Given exercise - Write each line out exactly, leaving none out.

Items -

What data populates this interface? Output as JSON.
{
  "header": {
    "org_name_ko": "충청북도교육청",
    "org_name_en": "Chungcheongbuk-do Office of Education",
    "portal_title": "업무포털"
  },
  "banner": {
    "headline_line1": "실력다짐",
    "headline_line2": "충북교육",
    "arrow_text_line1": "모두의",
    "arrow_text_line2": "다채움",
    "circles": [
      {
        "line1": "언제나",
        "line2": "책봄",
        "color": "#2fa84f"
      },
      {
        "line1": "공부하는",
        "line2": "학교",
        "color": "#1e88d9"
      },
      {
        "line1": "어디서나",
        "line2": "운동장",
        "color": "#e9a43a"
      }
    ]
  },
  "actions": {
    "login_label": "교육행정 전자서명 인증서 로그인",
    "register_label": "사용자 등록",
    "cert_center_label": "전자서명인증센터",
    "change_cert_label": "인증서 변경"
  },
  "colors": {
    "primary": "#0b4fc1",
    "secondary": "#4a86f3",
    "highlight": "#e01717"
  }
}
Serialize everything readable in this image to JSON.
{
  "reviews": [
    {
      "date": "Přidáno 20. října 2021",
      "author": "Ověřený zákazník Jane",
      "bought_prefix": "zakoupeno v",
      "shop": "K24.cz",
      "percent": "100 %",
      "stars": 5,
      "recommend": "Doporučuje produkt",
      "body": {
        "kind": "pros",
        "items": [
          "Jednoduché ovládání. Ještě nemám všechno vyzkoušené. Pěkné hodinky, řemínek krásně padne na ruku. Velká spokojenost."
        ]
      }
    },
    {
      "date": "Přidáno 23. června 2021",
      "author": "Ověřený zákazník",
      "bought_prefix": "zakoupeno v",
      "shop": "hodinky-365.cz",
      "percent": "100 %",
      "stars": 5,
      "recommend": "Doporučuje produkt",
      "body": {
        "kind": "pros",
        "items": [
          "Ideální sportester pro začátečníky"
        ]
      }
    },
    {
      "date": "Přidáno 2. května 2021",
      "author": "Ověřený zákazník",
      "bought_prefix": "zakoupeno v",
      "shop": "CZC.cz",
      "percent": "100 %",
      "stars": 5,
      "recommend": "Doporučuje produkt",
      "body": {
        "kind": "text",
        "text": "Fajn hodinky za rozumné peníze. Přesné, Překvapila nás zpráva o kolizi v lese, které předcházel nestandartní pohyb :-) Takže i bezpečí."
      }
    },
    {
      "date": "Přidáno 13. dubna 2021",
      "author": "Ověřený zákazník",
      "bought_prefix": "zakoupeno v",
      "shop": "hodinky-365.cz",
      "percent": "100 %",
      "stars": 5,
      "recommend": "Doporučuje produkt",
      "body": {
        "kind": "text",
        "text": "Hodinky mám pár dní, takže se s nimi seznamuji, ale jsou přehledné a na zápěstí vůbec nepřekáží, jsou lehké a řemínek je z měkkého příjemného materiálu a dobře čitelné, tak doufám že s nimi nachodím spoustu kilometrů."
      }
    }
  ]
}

Task response -
What data populates this interface? Output as JSON.
{
  "header": {
    "org_name_ko": "충청북도교육청",
    "org_name_en": "Chungcheongbuk-do Office of Education",
    "portal_title": "업무포털"
  },
  "banner": {
    "headline_line1": "실력다짐",
    "headline_line2": "충북교육",
    "arrow_text_line1": "모두의",
    "arrow_text_line2": "다채움",
    "circles": [
      {
        "line1": "언제나",
        "line2": "책봄",
        "color": "#2fa84f"
      },
      {
        "line1": "공부하는",
        "line2": "학교",
        "color": "#1e88d9"
      },
      {
        "line1": "어디서나",
        "line2": "운동장",
        "color": "#e9a43a"
      }
    ]
  },
  "actions": {
    "login_label": "교육행정 전자서명 인증서 로그인",
    "register_label": "사용자 등록",
    "cert_center_label": "전자서명인증센터",
    "change_cert_label": "인증서 변경"
  },
  "colors": {
    "primary": "#0b4fc1",
    "secondary": "#4a86f3",
    "highlight": "#e01717"
  }
}
Serialize everything readable in this image to JSON.
{
  "reviews": [
    {
      "date": "Přidáno 20. října 2021",
      "author": "Ověřený zákazník Jane",
      "bought_prefix": "zakoupeno v",
      "shop": "K24.cz",
      "percent": "100 %",
      "stars": 5,
      "recommend": "Doporučuje produkt",
      "body": {
        "kind": "pros",
        "items": [
          "Jednoduché ovládání. Ještě nemám všechno vyzkoušené. Pěkné hodinky, řemínek krásně padne na ruku. Velká spokojenost."
        ]
      }
    },
    {
      "date": "Přidáno 23. června 2021",
      "author": "Ověřený zákazník",
      "bought_prefix": "zakoupeno v",
      "shop": "hodinky-365.cz",
      "percent": "100 %",
      "stars": 5,
      "recommend": "Doporučuje produkt",
      "body": {
        "kind": "pros",
        "items": [
          "Ideální sportester pro začátečníky"
        ]
      }
    },
    {
      "date": "Přidáno 2. května 2021",
      "author": "Ověřený zákazník",
      "bought_prefix": "zakoupeno v",
      "shop": "CZC.cz",
      "percent": "100 %",
      "stars": 5,
      "recommend": "Doporučuje produkt",
      "body": {
        "kind": "text",
        "text": "Fajn hodinky za rozumné peníze. Přesné, Překvapila nás zpráva o kolizi v lese, které předcházel nestandartní pohyb :-) Takže i bezpečí."
      }
    },
    {
      "date": "Přidáno 13. dubna 2021",
      "author": "Ověřený zákazník",
      "bought_prefix": "zakoupeno v",
      "shop": "hodinky-365.cz",
      "percent": "100 %",
      "stars": 5,
      "recommend": "Doporučuje produkt",
      "body": {
        "kind": "text",
        "text": "Hodinky mám pár dní, takže se s nimi seznamuji, ale jsou přehledné a na zápěstí vůbec nepřekáží, jsou lehké a řemínek je z měkkého příjemného materiálu a dobře čitelné, tak doufám že s nimi nachodím spoustu kilometrů."
      }
    }
  ]
}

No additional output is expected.